Task goal: The records that follow are to be repeated exactly, with the pictures removed.
## START Data to process
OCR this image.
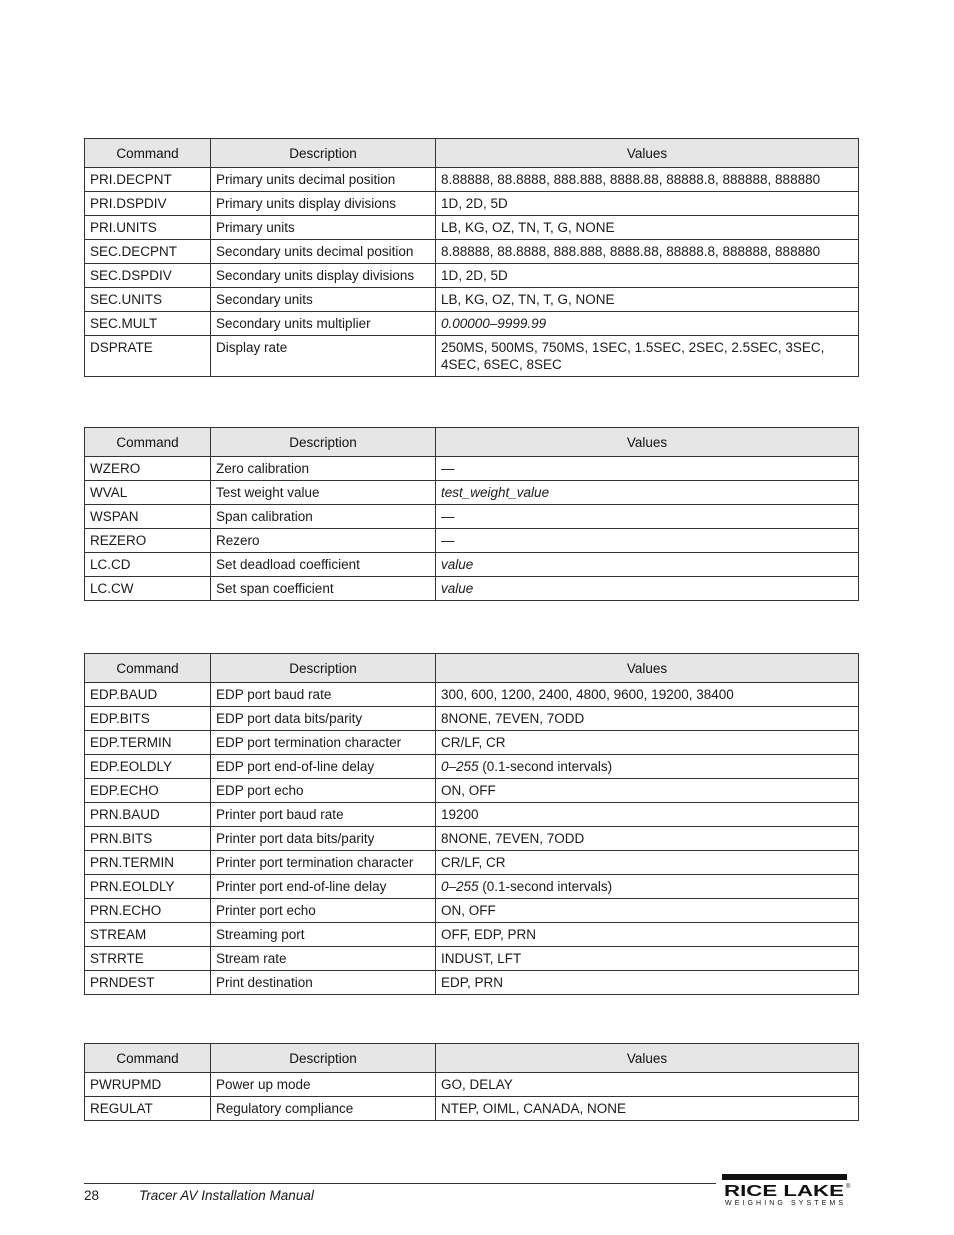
Command	Description	Values
PRI.DECPNT	Primary units decimal position	8.88888, 88.8888, 888.888, 8888.88, 88888.8, 888888, 888880
PRI.DSPDIV	Primary units display divisions	1D, 2D, 5D
PRI.UNITS	Primary units	LB, KG, OZ, TN, T, G, NONE
SEC.DECPNT	Secondary units decimal position	8.88888, 88.8888, 888.888, 8888.88, 88888.8, 888888, 888880
SEC.DSPDIV	Secondary units display divisions	1D, 2D, 5D
SEC.UNITS	Secondary units	LB, KG, OZ, TN, T, G, NONE
SEC.MULT	Secondary units multiplier	0.00000–9999.99
DSPRATE	Display rate	250MS, 500MS, 750MS, 1SEC, 1.5SEC, 2SEC, 2.5SEC, 3SEC, 4SEC, 6SEC, 8SEC
Command	Description	Values
WZERO	Zero calibration	—
WVAL	Test weight value	test_weight_value
WSPAN	Span calibration	—
REZERO	Rezero	—
LC.CD	Set deadload coefficient	value
LC.CW	Set span coefficient	value
Command	Description	Values
EDP.BAUD	EDP port baud rate	300, 600, 1200, 2400, 4800, 9600, 19200, 38400
EDP.BITS	EDP port data bits/parity	8NONE, 7EVEN, 7ODD
EDP.TERMIN	EDP port termination character	CR/LF, CR
EDP.EOLDLY	EDP port end-of-line delay	0–255 (0.1-second intervals)
EDP.ECHO	EDP port echo	ON, OFF
PRN.BAUD	Printer port baud rate	19200
PRN.BITS	Printer port data bits/parity	8NONE, 7EVEN, 7ODD
PRN.TERMIN	Printer port termination character	CR/LF, CR
PRN.EOLDLY	Printer port end-of-line delay	0–255 (0.1-second intervals)
PRN.ECHO	Printer port echo	ON, OFF
STREAM	Streaming port	OFF, EDP, PRN
STRRTE	Stream rate	INDUST, LFT
PRNDEST	Print destination	EDP, PRN
Command	Description	Values
PWRUPMD	Power up mode	GO, DELAY
REGULAT	Regulatory compliance	NTEP, OIML, CANADA, NONE
28	Tracer AV Installation Manual	RICE LAKE ®
WEIGHING SYSTEMS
## END Data to process
Answer for this exercise:
OCR this image.
Command	Description	Values
PRI.DECPNT	Primary units decimal position	8.88888, 88.8888, 888.888, 8888.88, 88888.8, 888888, 888880
PRI.DSPDIV	Primary units display divisions	1D, 2D, 5D
PRI.UNITS	Primary units	LB, KG, OZ, TN, T, G, NONE
SEC.DECPNT	Secondary units decimal position	8.88888, 88.8888, 888.888, 8888.88, 88888.8, 888888, 888880
SEC.DSPDIV	Secondary units display divisions	1D, 2D, 5D
SEC.UNITS	Secondary units	LB, KG, OZ, TN, T, G, NONE
SEC.MULT	Secondary units multiplier	0.00000–9999.99
DSPRATE	Display rate	250MS, 500MS, 750MS, 1SEC, 1.5SEC, 2SEC, 2.5SEC, 3SEC, 4SEC, 6SEC, 8SEC
Command	Description	Values
WZERO	Zero calibration	—
WVAL	Test weight value	test_weight_value
WSPAN	Span calibration	—
REZERO	Rezero	—
LC.CD	Set deadload coefficient	value
LC.CW	Set span coefficient	value
Command	Description	Values
EDP.BAUD	EDP port baud rate	300, 600, 1200, 2400, 4800, 9600, 19200, 38400
EDP.BITS	EDP port data bits/parity	8NONE, 7EVEN, 7ODD
EDP.TERMIN	EDP port termination character	CR/LF, CR
EDP.EOLDLY	EDP port end-of-line delay	0–255 (0.1-second intervals)
EDP.ECHO	EDP port echo	ON, OFF
PRN.BAUD	Printer port baud rate	19200
PRN.BITS	Printer port data bits/parity	8NONE, 7EVEN, 7ODD
PRN.TERMIN	Printer port termination character	CR/LF, CR
PRN.EOLDLY	Printer port end-of-line delay	0–255 (0.1-second intervals)
PRN.ECHO	Printer port echo	ON, OFF
STREAM	Streaming port	OFF, EDP, PRN
STRRTE	Stream rate	INDUST, LFT
PRNDEST	Print destination	EDP, PRN
Command	Description	Values
PWRUPMD	Power up mode	GO, DELAY
REGULAT	Regulatory compliance	NTEP, OIML, CANADA, NONE
28	Tracer AV Installation Manual	RICE LAKE ®
WEIGHING SYSTEMS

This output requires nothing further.